-- START --

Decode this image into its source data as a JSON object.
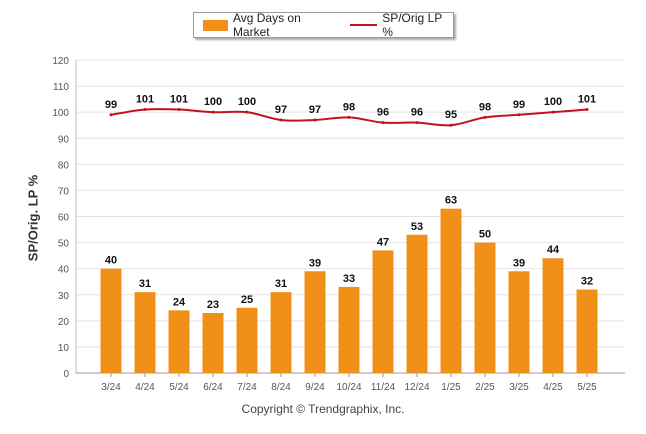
{
  "chart_data": {
    "type": "bar",
    "categories": [
      "3/24",
      "4/24",
      "5/24",
      "6/24",
      "7/24",
      "8/24",
      "9/24",
      "10/24",
      "11/24",
      "12/24",
      "1/25",
      "2/25",
      "3/25",
      "4/25",
      "5/25"
    ],
    "series": [
      {
        "name": "Avg Days on Market",
        "type": "bar",
        "values": [
          40,
          31,
          24,
          23,
          25,
          31,
          39,
          33,
          47,
          53,
          63,
          50,
          39,
          44,
          32
        ]
      },
      {
        "name": "SP/Orig LP %",
        "type": "line",
        "values": [
          99,
          101,
          101,
          100,
          100,
          97,
          97,
          98,
          96,
          96,
          95,
          98,
          99,
          100,
          101
        ]
      }
    ],
    "ylabel": "SP/Orig. LP %",
    "ylim": [
      0,
      120
    ],
    "yticks": [
      0,
      10,
      20,
      30,
      40,
      50,
      60,
      70,
      80,
      90,
      100,
      110,
      120
    ],
    "grid": true,
    "legend_position": "top-center",
    "colors": {
      "bar": "#F09019",
      "line": "#C0141A"
    }
  },
  "legend": {
    "bar_label": "Avg Days on Market",
    "line_label": "SP/Orig LP %"
  },
  "footer": {
    "copyright": "Copyright © Trendgraphix, Inc."
  }
}
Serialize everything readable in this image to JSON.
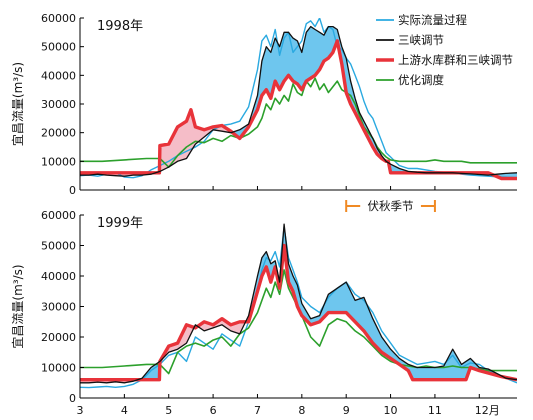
{
  "chart_data": [
    {
      "type": "line",
      "year_label": "1998年",
      "ylabel": "宜昌流量(m³/s)",
      "ylim": [
        0,
        60000
      ],
      "yticks": [
        "0",
        "10000",
        "20000",
        "30000",
        "40000",
        "50000",
        "60000"
      ],
      "xlim": [
        3,
        12.85
      ],
      "annotation": "伏秋季节",
      "annotation_range": [
        9,
        11
      ],
      "legend_position": "top-right",
      "colors": {
        "actual": "#2aa9e0",
        "three_gorges": "#111111",
        "upstream_three_gorges": "#e8333a",
        "optimized": "#2ca02c",
        "fill_blue": "#5ec0ec",
        "fill_pink": "#f4b6c2"
      },
      "series": [
        {
          "name": "实际流量过程",
          "key": "actual",
          "x": [
            3,
            3.2,
            3.4,
            3.6,
            3.8,
            4,
            4.2,
            4.4,
            4.6,
            4.8,
            5,
            5.2,
            5.4,
            5.6,
            5.8,
            6,
            6.2,
            6.4,
            6.6,
            6.8,
            7,
            7.1,
            7.2,
            7.3,
            7.4,
            7.5,
            7.6,
            7.7,
            7.8,
            7.9,
            8,
            8.1,
            8.2,
            8.3,
            8.4,
            8.5,
            8.6,
            8.7,
            8.8,
            8.9,
            9,
            9.1,
            9.2,
            9.3,
            9.4,
            9.5,
            9.6,
            9.7,
            9.8,
            9.9,
            10,
            10.2,
            10.4,
            10.6,
            10.8,
            11,
            11.2,
            11.4,
            11.6,
            11.8,
            12,
            12.2,
            12.4,
            12.6,
            12.85
          ],
          "values": [
            5000,
            5200,
            4800,
            5500,
            6000,
            4500,
            4300,
            5000,
            7000,
            8500,
            10000,
            12000,
            13500,
            15000,
            17000,
            21000,
            22500,
            23000,
            24000,
            29000,
            42000,
            52000,
            54000,
            50000,
            56000,
            47000,
            53000,
            55000,
            48000,
            50000,
            52000,
            58000,
            59000,
            57000,
            60000,
            55000,
            57000,
            56000,
            50000,
            49000,
            46000,
            44000,
            40000,
            36000,
            31000,
            27000,
            25000,
            21000,
            17000,
            13000,
            11500,
            8500,
            7500,
            7500,
            7000,
            6500,
            6200,
            6000,
            5500,
            5200,
            5000,
            4800,
            4600,
            4500,
            4300
          ]
        },
        {
          "name": "三峡调节",
          "key": "three_gorges",
          "x": [
            3,
            3.2,
            3.4,
            3.6,
            3.8,
            4,
            4.2,
            4.4,
            4.6,
            4.8,
            5,
            5.2,
            5.4,
            5.6,
            5.8,
            6,
            6.2,
            6.4,
            6.6,
            6.8,
            7,
            7.1,
            7.2,
            7.3,
            7.4,
            7.5,
            7.6,
            7.7,
            7.8,
            7.9,
            8,
            8.1,
            8.2,
            8.3,
            8.4,
            8.5,
            8.6,
            8.7,
            8.8,
            8.9,
            9,
            9.1,
            9.2,
            9.3,
            9.4,
            9.5,
            9.6,
            9.7,
            9.8,
            9.9,
            10,
            10.2,
            10.4,
            10.6,
            10.8,
            11,
            11.2,
            11.4,
            11.6,
            11.8,
            12,
            12.2,
            12.4,
            12.6,
            12.85
          ],
          "values": [
            5200,
            5200,
            5500,
            5200,
            5000,
            4800,
            5200,
            5200,
            5500,
            6500,
            8000,
            10000,
            11000,
            16000,
            18500,
            21000,
            20500,
            20000,
            21000,
            23000,
            33000,
            45000,
            50000,
            48000,
            53000,
            50000,
            55000,
            55000,
            53000,
            52000,
            48000,
            55000,
            57000,
            56000,
            55000,
            54000,
            57000,
            57000,
            56000,
            50000,
            46000,
            38000,
            32000,
            27000,
            24000,
            21000,
            18000,
            14500,
            12000,
            10000,
            9000,
            7500,
            6500,
            6200,
            6000,
            6000,
            6000,
            6000,
            5800,
            5600,
            5400,
            5200,
            5500,
            5800,
            6000
          ]
        },
        {
          "name": "上游水库群和三峡调节",
          "key": "upstream_three_gorges",
          "x": [
            3,
            3.5,
            4,
            4.3,
            4.5,
            4.79,
            4.8,
            5,
            5.2,
            5.4,
            5.5,
            5.6,
            5.8,
            6,
            6.2,
            6.4,
            6.6,
            6.8,
            7,
            7.1,
            7.2,
            7.3,
            7.4,
            7.5,
            7.6,
            7.7,
            7.8,
            7.9,
            8,
            8.1,
            8.2,
            8.3,
            8.4,
            8.5,
            8.6,
            8.7,
            8.8,
            8.9,
            9,
            9.1,
            9.2,
            9.3,
            9.4,
            9.5,
            9.6,
            9.7,
            9.8,
            9.9,
            9.95,
            10,
            10.5,
            11,
            11.5,
            12,
            12.2,
            12.5,
            12.85
          ],
          "values": [
            6000,
            6000,
            6000,
            6000,
            6000,
            6000,
            15500,
            16000,
            22000,
            24000,
            28000,
            22000,
            21000,
            22000,
            22500,
            20500,
            18000,
            22000,
            28000,
            33000,
            35000,
            32000,
            38000,
            35000,
            38000,
            40000,
            38000,
            37000,
            35000,
            38000,
            39000,
            40000,
            42000,
            45000,
            46000,
            48000,
            52000,
            44000,
            34000,
            30000,
            27000,
            24000,
            21000,
            18000,
            15000,
            12500,
            11000,
            10000,
            10000,
            6000,
            6000,
            6000,
            6000,
            6000,
            6000,
            4000,
            4000
          ]
        },
        {
          "name": "优化调度",
          "key": "optimized",
          "x": [
            3,
            3.5,
            4,
            4.5,
            4.8,
            5,
            5.2,
            5.4,
            5.6,
            5.8,
            6,
            6.2,
            6.4,
            6.6,
            6.8,
            7,
            7.1,
            7.2,
            7.3,
            7.4,
            7.5,
            7.6,
            7.7,
            7.8,
            7.9,
            8,
            8.1,
            8.2,
            8.3,
            8.4,
            8.5,
            8.6,
            8.7,
            8.8,
            8.9,
            9,
            9.1,
            9.2,
            9.3,
            9.4,
            9.5,
            9.6,
            9.7,
            9.8,
            9.9,
            10,
            10.2,
            10.4,
            10.6,
            10.8,
            11,
            11.2,
            11.4,
            11.6,
            11.8,
            12,
            12.2,
            12.4,
            12.6,
            12.85
          ],
          "values": [
            10000,
            10000,
            10500,
            11000,
            11000,
            8000,
            12000,
            15000,
            17000,
            16500,
            18000,
            17000,
            19000,
            18000,
            19500,
            22000,
            25000,
            30000,
            28000,
            32000,
            30000,
            33000,
            31000,
            37000,
            34000,
            33000,
            38000,
            36000,
            39000,
            35000,
            37000,
            34000,
            36000,
            38000,
            35000,
            34000,
            33000,
            30000,
            26000,
            22000,
            20000,
            18000,
            15000,
            13000,
            11500,
            10500,
            10000,
            10000,
            10000,
            10000,
            10500,
            10000,
            10000,
            10000,
            9500,
            9500,
            9500,
            9500,
            9500,
            9500
          ]
        }
      ]
    },
    {
      "type": "line",
      "year_label": "1999年",
      "ylabel": "宜昌流量(m³/s)",
      "ylim": [
        0,
        60000
      ],
      "yticks": [
        "0",
        "10000",
        "20000",
        "30000",
        "40000",
        "50000",
        "60000"
      ],
      "xlim": [
        3,
        12.85
      ],
      "xticks": [
        "3",
        "4",
        "5",
        "6",
        "7",
        "8",
        "9",
        "10",
        "11",
        "12月"
      ],
      "colors": {
        "actual": "#2aa9e0",
        "three_gorges": "#111111",
        "upstream_three_gorges": "#e8333a",
        "optimized": "#2ca02c",
        "fill_blue": "#5ec0ec",
        "fill_pink": "#f4b6c2"
      },
      "series": [
        {
          "key": "actual",
          "x": [
            3,
            3.2,
            3.4,
            3.6,
            3.8,
            4,
            4.2,
            4.4,
            4.6,
            4.8,
            5,
            5.2,
            5.4,
            5.6,
            5.8,
            6,
            6.2,
            6.4,
            6.6,
            6.8,
            7,
            7.1,
            7.2,
            7.3,
            7.4,
            7.5,
            7.6,
            7.7,
            7.8,
            7.9,
            8,
            8.2,
            8.4,
            8.6,
            8.8,
            9,
            9.2,
            9.4,
            9.6,
            9.8,
            10,
            10.2,
            10.4,
            10.6,
            10.8,
            11,
            11.2,
            11.4,
            11.6,
            11.8,
            12,
            12.2,
            12.4,
            12.6,
            12.85
          ],
          "values": [
            3500,
            3400,
            3600,
            3800,
            3500,
            3800,
            4500,
            6000,
            9000,
            11000,
            14000,
            15000,
            12000,
            20000,
            18000,
            16000,
            21000,
            19000,
            17000,
            25000,
            35000,
            42000,
            46000,
            45000,
            48000,
            43000,
            56000,
            46000,
            42000,
            38000,
            33000,
            30000,
            28000,
            33000,
            36000,
            38000,
            34000,
            32000,
            28000,
            22000,
            18000,
            14000,
            12500,
            11000,
            11500,
            12000,
            11000,
            14000,
            10000,
            11500,
            11000,
            9000,
            8000,
            6500,
            5000
          ]
        },
        {
          "key": "three_gorges",
          "x": [
            3,
            3.2,
            3.4,
            3.6,
            3.8,
            4,
            4.2,
            4.4,
            4.6,
            4.8,
            5,
            5.2,
            5.4,
            5.6,
            5.8,
            6,
            6.2,
            6.4,
            6.6,
            6.8,
            7,
            7.1,
            7.2,
            7.3,
            7.4,
            7.5,
            7.6,
            7.7,
            7.8,
            7.9,
            8,
            8.2,
            8.4,
            8.6,
            8.8,
            9,
            9.2,
            9.4,
            9.6,
            9.8,
            10,
            10.2,
            10.4,
            10.6,
            10.8,
            11,
            11.2,
            11.4,
            11.6,
            11.8,
            12,
            12.2,
            12.4,
            12.6,
            12.85
          ],
          "values": [
            5000,
            5000,
            5200,
            5000,
            5300,
            5000,
            5500,
            6500,
            10000,
            12000,
            15000,
            16000,
            18000,
            24000,
            22000,
            23000,
            24000,
            22000,
            21000,
            27000,
            40000,
            46000,
            48000,
            44000,
            45000,
            38000,
            57000,
            44000,
            40000,
            37000,
            31000,
            26000,
            27000,
            34000,
            36000,
            38000,
            32000,
            33000,
            26000,
            20000,
            16000,
            13000,
            11000,
            10000,
            10000,
            10000,
            10500,
            16000,
            11000,
            13000,
            10000,
            9500,
            8000,
            6500,
            6000
          ]
        },
        {
          "key": "upstream_three_gorges",
          "x": [
            3,
            3.5,
            4,
            4.5,
            4.79,
            4.8,
            5,
            5.2,
            5.4,
            5.6,
            5.8,
            6,
            6.2,
            6.4,
            6.6,
            6.8,
            7,
            7.1,
            7.2,
            7.3,
            7.4,
            7.5,
            7.6,
            7.7,
            7.8,
            7.9,
            8,
            8.2,
            8.4,
            8.6,
            8.8,
            9,
            9.2,
            9.4,
            9.6,
            9.8,
            10,
            10.2,
            10.4,
            10.5,
            10.6,
            11,
            11.5,
            11.7,
            11.8,
            12,
            12.5,
            12.85
          ],
          "values": [
            6000,
            6000,
            6000,
            6000,
            6000,
            12000,
            17000,
            18000,
            24000,
            23000,
            25000,
            24000,
            26000,
            24000,
            25000,
            25000,
            35000,
            40000,
            43000,
            38000,
            43000,
            36000,
            50000,
            38000,
            35000,
            30000,
            27000,
            24000,
            25000,
            28000,
            28000,
            28000,
            25000,
            22000,
            18000,
            15000,
            13000,
            11000,
            9000,
            6000,
            6000,
            6000,
            6000,
            6000,
            10000,
            9000,
            7000,
            6000
          ]
        },
        {
          "key": "optimized",
          "x": [
            3,
            3.5,
            4,
            4.5,
            4.8,
            5,
            5.2,
            5.4,
            5.6,
            5.8,
            6,
            6.2,
            6.4,
            6.6,
            6.8,
            7,
            7.1,
            7.2,
            7.3,
            7.4,
            7.5,
            7.6,
            7.7,
            7.8,
            7.9,
            8,
            8.2,
            8.4,
            8.6,
            8.8,
            9,
            9.2,
            9.4,
            9.6,
            9.8,
            10,
            10.2,
            10.4,
            10.6,
            10.8,
            11,
            11.2,
            11.4,
            11.6,
            11.8,
            12,
            12.2,
            12.4,
            12.6,
            12.85
          ],
          "values": [
            10000,
            10000,
            10500,
            11000,
            11000,
            8000,
            15000,
            17000,
            18000,
            17000,
            19000,
            20000,
            17000,
            21000,
            23000,
            28000,
            32000,
            36000,
            33000,
            38000,
            34000,
            42000,
            36000,
            33000,
            30000,
            27000,
            20000,
            17000,
            24000,
            26000,
            25000,
            22000,
            20000,
            17000,
            14000,
            12000,
            11000,
            10500,
            10000,
            10500,
            10000,
            10000,
            10500,
            10000,
            10000,
            9500,
            9000,
            9000,
            9000,
            9000
          ]
        }
      ]
    }
  ]
}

-- END --

Pull out the lines above in which the word "this" appears.

(REPLY TO THE EXERCISE):
Decode this image into its source data as a JSON object.
Serialize everything readable in this image to JSON.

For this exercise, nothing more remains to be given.